- [Article]
# # # # #

Explain the working of a toroid

A toroid or a toroidal coil or an anchor ring consists of a wire uniformly wound on a torus or a doughnut-shaped structure. A toroid can be considered to be a close solenoid of small radius.

Let us consider a toroid with N turns of wire, all equally spaced and let I be the electric current along them.

(a) Magnetic field at a point inside the core of the toroid

To calculate the field at any point inside the toroid, we evaluate the line integral of

\(\begin{array}{l}\overrightarrow{B}\cdot \overrightarrow{dl}\end{array} \)
over an Amperean loop L of radius r passing through that point. By symmetry, we see that the magnetic field is constant in magnitude on this loop and is tangent to it so that
\(\begin{array}{l}\overrightarrow{B}\cdot \overrightarrow{dl}=Bdl\end{array} \)


\(\begin{array}{l}\oint{\overrightarrow{B}\cdot \overrightarrow{dl}=\oint{Bdl}=B\oint{dl}}=B\times 2\pi r\end{array} \)

Current linked with the Amperean loop L = total number of turns × current linking each turn = NI

From Ampere law,

\(\begin{array}{l}B\times 2\pi r=\mu _{0}NI\end{array} \)
\(\begin{array}{l}B=\frac{{{\mu}_{0}}NI}{2\pi r}\end{array} \)

Thus, the field inside the toroid varies as 1/r and hence is non-uniform.

On the other hand, if the cross-sectional area of the toroid is very-very small compared to r, we can neglect any variation in r. Considering 2πr to be the circumference of the toroid, N/2πr will be a constant and equal to the number of turns per unit length (n). In this case, equation (1) takes the form,

\(\begin{array}{l}B={{\mu }_{0}}nI\end{array} \)

# # # # #

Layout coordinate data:
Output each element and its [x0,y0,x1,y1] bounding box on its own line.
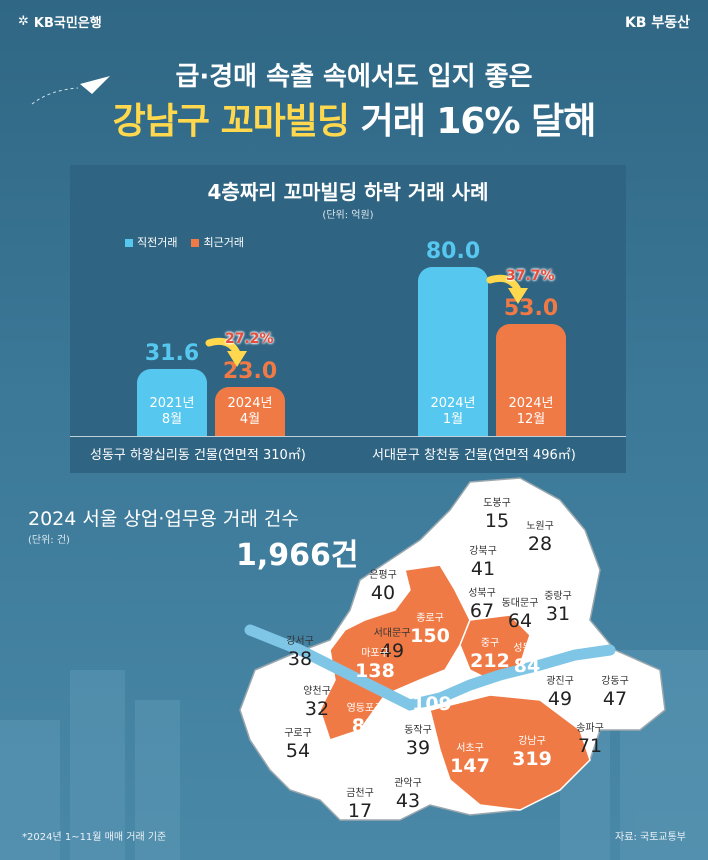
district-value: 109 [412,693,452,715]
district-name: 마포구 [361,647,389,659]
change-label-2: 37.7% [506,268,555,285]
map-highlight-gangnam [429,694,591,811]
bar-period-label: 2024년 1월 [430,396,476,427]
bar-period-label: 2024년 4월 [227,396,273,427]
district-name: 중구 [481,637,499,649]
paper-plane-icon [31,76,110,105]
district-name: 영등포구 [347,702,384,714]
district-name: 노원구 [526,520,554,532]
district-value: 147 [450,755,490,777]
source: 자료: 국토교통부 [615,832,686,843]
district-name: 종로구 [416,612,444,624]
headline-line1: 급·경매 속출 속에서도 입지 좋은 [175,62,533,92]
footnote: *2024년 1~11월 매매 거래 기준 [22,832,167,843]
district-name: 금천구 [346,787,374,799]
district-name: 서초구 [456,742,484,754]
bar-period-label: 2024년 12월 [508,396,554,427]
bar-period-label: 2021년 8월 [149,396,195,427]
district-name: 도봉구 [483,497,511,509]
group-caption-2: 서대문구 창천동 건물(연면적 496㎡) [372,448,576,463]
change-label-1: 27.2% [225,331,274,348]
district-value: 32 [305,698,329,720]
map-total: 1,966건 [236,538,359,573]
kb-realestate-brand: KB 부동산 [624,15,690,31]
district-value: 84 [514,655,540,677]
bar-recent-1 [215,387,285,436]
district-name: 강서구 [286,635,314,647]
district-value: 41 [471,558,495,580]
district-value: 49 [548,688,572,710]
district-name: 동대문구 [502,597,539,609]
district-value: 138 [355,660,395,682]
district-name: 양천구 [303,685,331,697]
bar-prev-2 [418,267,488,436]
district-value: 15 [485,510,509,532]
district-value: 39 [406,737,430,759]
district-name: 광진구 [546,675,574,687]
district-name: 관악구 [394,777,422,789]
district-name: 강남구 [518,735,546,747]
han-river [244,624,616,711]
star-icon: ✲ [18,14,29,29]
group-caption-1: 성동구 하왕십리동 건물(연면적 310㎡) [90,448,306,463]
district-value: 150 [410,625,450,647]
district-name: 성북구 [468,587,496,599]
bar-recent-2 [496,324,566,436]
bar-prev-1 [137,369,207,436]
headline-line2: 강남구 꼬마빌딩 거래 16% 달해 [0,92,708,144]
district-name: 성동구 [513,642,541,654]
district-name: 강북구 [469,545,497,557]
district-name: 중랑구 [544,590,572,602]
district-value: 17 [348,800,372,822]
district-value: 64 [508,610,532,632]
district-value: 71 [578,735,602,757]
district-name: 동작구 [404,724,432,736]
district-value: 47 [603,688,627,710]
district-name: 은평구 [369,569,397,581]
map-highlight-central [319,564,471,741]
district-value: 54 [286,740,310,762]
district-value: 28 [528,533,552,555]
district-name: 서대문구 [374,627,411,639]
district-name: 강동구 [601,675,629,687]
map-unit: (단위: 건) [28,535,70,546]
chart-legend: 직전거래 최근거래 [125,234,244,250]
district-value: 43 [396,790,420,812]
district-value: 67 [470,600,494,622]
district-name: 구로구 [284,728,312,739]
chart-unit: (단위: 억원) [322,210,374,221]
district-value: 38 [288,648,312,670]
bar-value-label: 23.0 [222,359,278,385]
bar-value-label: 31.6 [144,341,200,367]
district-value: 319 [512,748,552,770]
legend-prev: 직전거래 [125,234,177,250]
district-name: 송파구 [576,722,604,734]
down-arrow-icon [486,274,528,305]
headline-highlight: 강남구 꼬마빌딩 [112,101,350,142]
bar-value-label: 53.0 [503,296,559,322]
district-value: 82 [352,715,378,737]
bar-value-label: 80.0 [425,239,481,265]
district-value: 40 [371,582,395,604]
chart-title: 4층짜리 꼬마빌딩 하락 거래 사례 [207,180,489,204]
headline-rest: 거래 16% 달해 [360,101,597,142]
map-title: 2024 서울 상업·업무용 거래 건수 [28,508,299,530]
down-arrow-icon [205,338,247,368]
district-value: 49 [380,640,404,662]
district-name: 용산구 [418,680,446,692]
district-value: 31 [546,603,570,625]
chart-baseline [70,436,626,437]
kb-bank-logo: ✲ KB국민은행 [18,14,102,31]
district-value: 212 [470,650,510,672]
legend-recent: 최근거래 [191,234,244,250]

# # # # #

- [What this task involves]
Can you write out the toroid explanation again, starting at "Explain the working" and ending after "of small radius.", and change "doughnut-shaped" to "ring-shaped"?

- [Solved problem]
Explain the working of a toroid

A toroid or a toroidal coil or an anchor ring consists of a wire uniformly wound on a torus or a ring-shaped structure. A toroid can be considered to be a close solenoid of small radius.